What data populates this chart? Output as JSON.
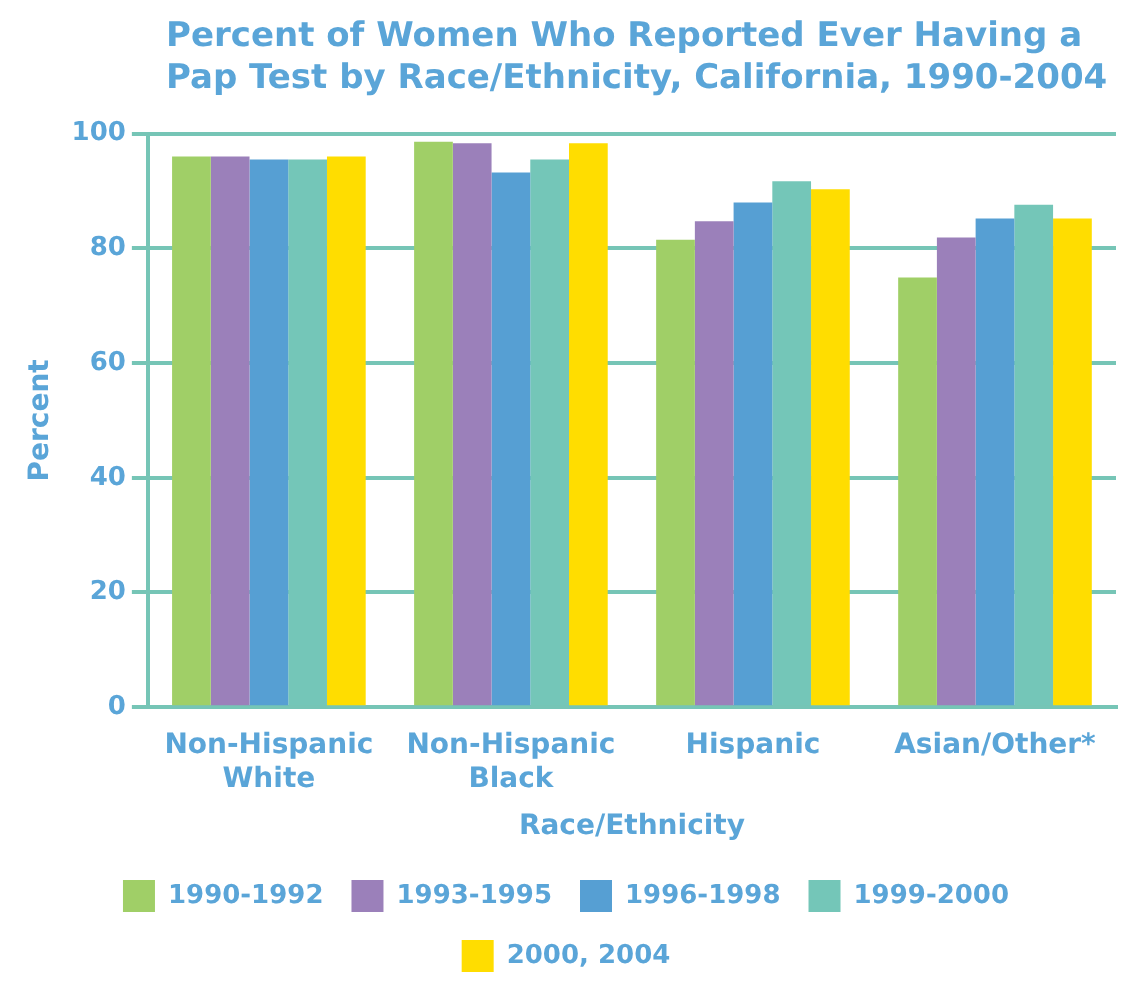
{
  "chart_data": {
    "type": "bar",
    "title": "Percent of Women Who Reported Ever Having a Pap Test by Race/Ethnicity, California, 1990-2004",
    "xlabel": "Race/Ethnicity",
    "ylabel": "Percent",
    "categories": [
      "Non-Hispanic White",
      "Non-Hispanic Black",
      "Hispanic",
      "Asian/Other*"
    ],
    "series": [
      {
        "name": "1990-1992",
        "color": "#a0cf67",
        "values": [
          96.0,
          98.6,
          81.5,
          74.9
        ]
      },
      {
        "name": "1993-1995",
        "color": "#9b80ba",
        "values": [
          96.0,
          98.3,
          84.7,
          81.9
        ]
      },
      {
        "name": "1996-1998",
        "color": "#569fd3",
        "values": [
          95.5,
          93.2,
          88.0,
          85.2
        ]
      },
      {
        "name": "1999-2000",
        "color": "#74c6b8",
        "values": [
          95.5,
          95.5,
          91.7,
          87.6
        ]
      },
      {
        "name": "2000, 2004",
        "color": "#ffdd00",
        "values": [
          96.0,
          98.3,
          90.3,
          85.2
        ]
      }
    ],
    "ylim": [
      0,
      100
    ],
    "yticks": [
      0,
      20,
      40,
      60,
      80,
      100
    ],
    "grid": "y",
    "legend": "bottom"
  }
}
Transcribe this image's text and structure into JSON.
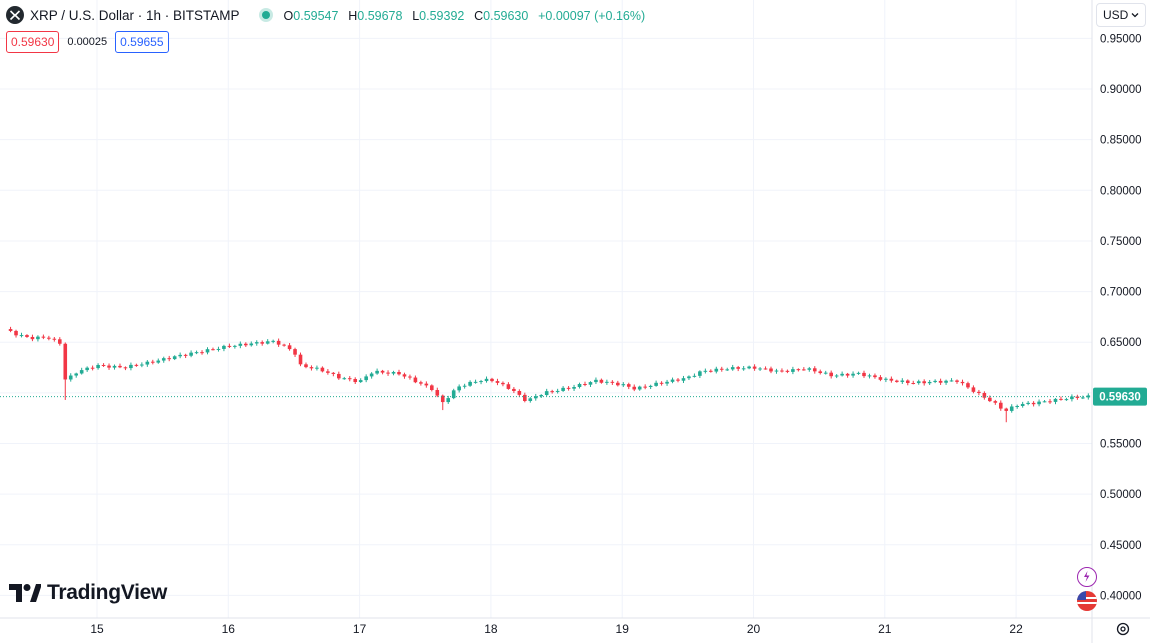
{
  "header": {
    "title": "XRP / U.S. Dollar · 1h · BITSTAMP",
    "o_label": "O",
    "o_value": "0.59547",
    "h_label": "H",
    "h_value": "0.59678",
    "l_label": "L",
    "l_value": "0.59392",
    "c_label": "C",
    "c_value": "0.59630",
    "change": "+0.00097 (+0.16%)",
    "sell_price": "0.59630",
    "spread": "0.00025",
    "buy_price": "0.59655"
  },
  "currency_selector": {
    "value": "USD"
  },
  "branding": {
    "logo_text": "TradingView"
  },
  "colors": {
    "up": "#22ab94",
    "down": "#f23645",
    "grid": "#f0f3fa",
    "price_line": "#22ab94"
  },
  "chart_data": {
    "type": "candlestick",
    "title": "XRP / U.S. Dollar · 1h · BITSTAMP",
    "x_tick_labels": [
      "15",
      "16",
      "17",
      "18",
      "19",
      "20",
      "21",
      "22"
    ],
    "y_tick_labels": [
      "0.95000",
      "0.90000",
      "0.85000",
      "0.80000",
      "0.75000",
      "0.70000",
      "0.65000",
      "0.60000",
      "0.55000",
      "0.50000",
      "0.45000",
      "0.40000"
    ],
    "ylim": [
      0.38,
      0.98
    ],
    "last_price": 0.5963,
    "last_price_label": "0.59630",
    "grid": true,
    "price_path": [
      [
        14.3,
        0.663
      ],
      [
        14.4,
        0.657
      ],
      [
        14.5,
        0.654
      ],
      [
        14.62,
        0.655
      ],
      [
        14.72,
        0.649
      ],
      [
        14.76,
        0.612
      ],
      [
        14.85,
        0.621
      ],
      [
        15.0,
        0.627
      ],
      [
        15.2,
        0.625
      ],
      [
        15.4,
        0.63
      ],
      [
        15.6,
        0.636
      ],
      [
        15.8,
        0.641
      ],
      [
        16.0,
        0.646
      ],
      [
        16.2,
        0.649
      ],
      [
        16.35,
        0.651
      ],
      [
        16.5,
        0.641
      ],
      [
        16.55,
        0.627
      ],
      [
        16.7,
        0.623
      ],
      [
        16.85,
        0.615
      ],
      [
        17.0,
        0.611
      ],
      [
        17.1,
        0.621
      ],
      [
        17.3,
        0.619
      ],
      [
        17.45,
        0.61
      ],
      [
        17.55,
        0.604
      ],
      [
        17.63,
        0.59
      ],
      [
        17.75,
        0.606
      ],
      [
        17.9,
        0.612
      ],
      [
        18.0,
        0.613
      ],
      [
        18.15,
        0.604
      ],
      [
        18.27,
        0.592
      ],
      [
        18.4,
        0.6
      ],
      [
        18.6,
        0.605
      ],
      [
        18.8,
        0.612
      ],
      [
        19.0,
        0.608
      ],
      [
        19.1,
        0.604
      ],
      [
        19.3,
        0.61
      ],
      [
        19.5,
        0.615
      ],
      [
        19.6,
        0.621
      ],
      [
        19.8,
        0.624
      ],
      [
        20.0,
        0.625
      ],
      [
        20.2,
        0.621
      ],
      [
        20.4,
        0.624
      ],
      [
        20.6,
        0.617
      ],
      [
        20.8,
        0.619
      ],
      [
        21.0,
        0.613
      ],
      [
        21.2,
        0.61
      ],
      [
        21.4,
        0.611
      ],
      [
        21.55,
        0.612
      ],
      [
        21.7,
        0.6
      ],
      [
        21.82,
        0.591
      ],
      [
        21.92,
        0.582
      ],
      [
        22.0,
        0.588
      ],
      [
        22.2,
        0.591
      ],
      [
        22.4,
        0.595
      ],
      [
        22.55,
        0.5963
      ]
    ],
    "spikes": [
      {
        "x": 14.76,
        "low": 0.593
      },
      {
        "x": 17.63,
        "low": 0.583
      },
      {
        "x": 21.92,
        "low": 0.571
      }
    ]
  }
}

+-------+

▶ Written task: Show all lines from the listing above in which "name" appears.

▶ Answer in full:
        "name": "1990-1992",
        "name": "1993-1995",
        "name": "1996-1998",
        "name": "1999-2000",
        "name": "2000, 2004",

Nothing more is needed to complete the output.